▶ **REQUIRED WORK**: Render the stretch of the listing that opens with the line containing "Patent image size: (931, 808)." and closes with the line containing "The position correction mechanism 30 is" as a Markdown table with the columns Row and Text. Give each nonblank line its own numbered row and omit blank lines.

▶ **MATERIAL FOR THIS TASK**:
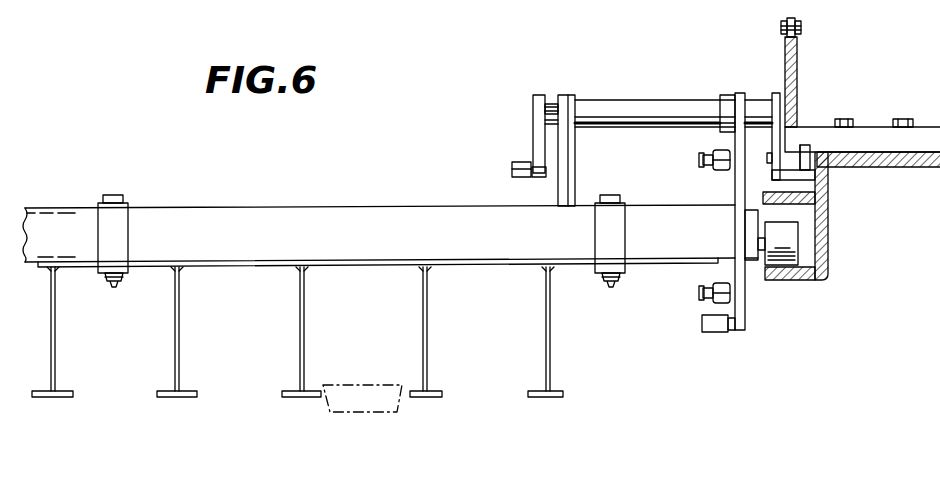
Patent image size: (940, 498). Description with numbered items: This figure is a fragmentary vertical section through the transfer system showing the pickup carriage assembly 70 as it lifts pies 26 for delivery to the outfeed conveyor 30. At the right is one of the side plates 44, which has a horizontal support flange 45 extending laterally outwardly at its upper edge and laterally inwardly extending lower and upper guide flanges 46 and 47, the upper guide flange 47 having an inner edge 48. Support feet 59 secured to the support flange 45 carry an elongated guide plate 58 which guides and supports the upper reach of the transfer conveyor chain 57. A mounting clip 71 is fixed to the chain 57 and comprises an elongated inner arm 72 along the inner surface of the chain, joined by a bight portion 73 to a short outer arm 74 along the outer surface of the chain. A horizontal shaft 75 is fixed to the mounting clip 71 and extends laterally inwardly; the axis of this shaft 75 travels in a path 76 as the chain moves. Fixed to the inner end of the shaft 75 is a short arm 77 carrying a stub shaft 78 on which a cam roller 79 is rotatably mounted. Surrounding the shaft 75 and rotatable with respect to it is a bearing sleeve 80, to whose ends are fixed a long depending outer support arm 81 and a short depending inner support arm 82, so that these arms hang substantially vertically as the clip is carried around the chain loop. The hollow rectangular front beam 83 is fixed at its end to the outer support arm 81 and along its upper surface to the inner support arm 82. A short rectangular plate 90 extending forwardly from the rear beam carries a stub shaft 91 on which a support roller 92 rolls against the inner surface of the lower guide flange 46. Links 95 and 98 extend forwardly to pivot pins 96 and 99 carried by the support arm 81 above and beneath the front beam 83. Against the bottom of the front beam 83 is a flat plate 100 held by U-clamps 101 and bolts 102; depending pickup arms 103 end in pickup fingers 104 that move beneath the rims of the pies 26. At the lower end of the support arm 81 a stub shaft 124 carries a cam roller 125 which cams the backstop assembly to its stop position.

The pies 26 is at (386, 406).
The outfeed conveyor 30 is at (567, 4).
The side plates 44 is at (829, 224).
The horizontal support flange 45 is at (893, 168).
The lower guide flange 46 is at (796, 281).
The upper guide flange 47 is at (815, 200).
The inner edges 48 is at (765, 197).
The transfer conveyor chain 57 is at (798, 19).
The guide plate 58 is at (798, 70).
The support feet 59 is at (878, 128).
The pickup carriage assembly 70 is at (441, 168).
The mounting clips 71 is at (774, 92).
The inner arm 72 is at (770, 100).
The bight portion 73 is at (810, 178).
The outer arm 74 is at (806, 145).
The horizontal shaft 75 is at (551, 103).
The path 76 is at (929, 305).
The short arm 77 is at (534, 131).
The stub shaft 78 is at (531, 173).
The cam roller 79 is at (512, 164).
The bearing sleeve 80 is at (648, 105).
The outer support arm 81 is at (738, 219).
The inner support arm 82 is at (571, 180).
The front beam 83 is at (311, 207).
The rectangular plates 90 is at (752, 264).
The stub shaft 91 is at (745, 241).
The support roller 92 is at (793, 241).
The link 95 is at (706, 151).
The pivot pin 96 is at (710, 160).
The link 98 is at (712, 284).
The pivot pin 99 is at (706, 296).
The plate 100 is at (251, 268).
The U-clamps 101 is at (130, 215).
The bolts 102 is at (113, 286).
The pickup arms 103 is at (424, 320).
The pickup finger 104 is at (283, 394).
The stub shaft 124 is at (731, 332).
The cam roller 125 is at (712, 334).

==

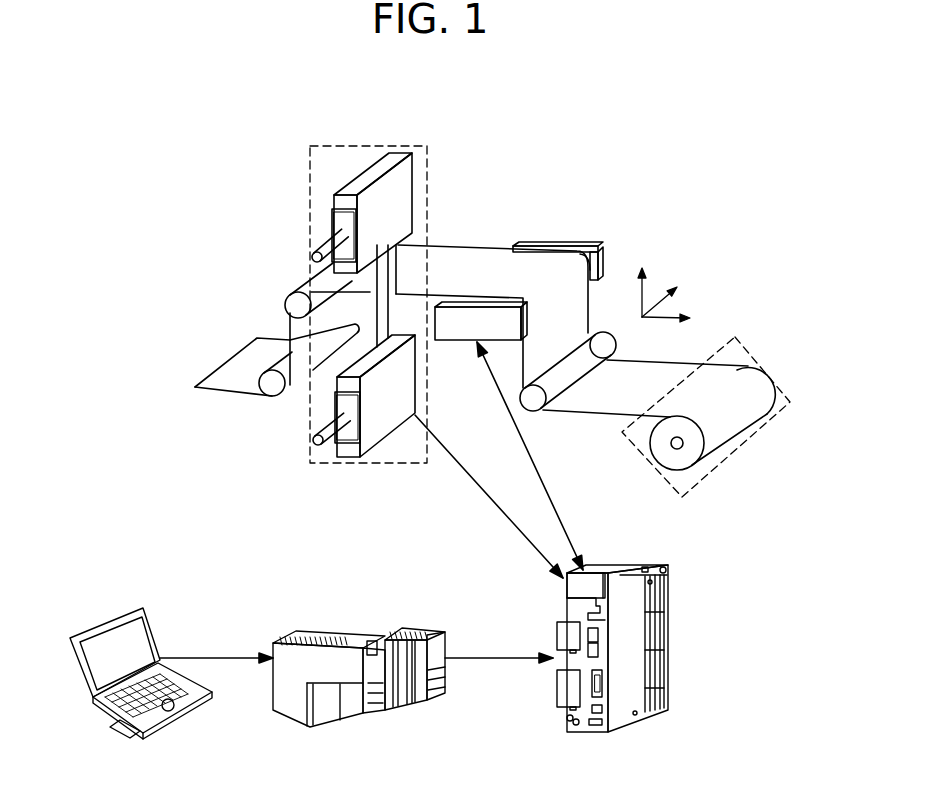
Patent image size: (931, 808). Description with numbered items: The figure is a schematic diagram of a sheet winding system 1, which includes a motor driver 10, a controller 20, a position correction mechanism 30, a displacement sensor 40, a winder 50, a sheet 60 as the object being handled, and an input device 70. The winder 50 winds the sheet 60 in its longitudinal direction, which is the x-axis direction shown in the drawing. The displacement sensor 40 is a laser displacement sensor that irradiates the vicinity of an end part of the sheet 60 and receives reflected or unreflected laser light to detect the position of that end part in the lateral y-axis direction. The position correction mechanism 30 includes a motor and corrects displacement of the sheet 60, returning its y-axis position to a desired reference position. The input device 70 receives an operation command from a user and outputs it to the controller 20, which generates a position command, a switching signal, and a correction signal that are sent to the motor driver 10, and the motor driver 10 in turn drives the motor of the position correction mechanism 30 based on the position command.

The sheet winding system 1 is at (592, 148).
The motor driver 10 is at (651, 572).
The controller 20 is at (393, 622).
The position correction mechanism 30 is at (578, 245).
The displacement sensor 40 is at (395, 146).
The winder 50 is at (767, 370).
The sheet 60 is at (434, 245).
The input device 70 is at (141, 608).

▶ **RESULT FOR THIS EXERCISE**:
| Row | Text |
|---|---|
| 1 | Patent image size: (931, 808). Description with numbered items: The figure is a schematic diagram of a sheet winding system 1, which includes a motor driver 10, a controller 20, a position correction mechanism 30, a displacement sensor 40, a winder 50, a sheet 60 as the object being handled, and an input device 70. The winder 50 winds the sheet 60 in its longitudinal direction, which is the x-axis direction shown in the drawing. The displacement sensor 40 is a laser displacement sensor that irradiates the vicinity of an end part of the sheet 60 and receives reflected or unreflected laser light to detect the position of that end part in the lateral y-axis direction. The position correction mechanism 30 includes a motor and corrects displacement of the sheet 60, returning its y-axis position to a desired reference position. The input device 70 receives an operation command from a user and outputs it to the controller 20, which generates a position command, a switching signal, and a correction signal that are sent to the motor driver 10, and the motor driver 10 in turn drives the motor of the position correction mechanism 30 based on the position command. |
| 2 | The sheet winding system 1 is at (592, 148). |
| 3 | The motor driver 10 is at (651, 572). |
| 4 | The controller 20 is at (393, 622). |
| 5 | The position correction mechanism 30 is at (578, 245). |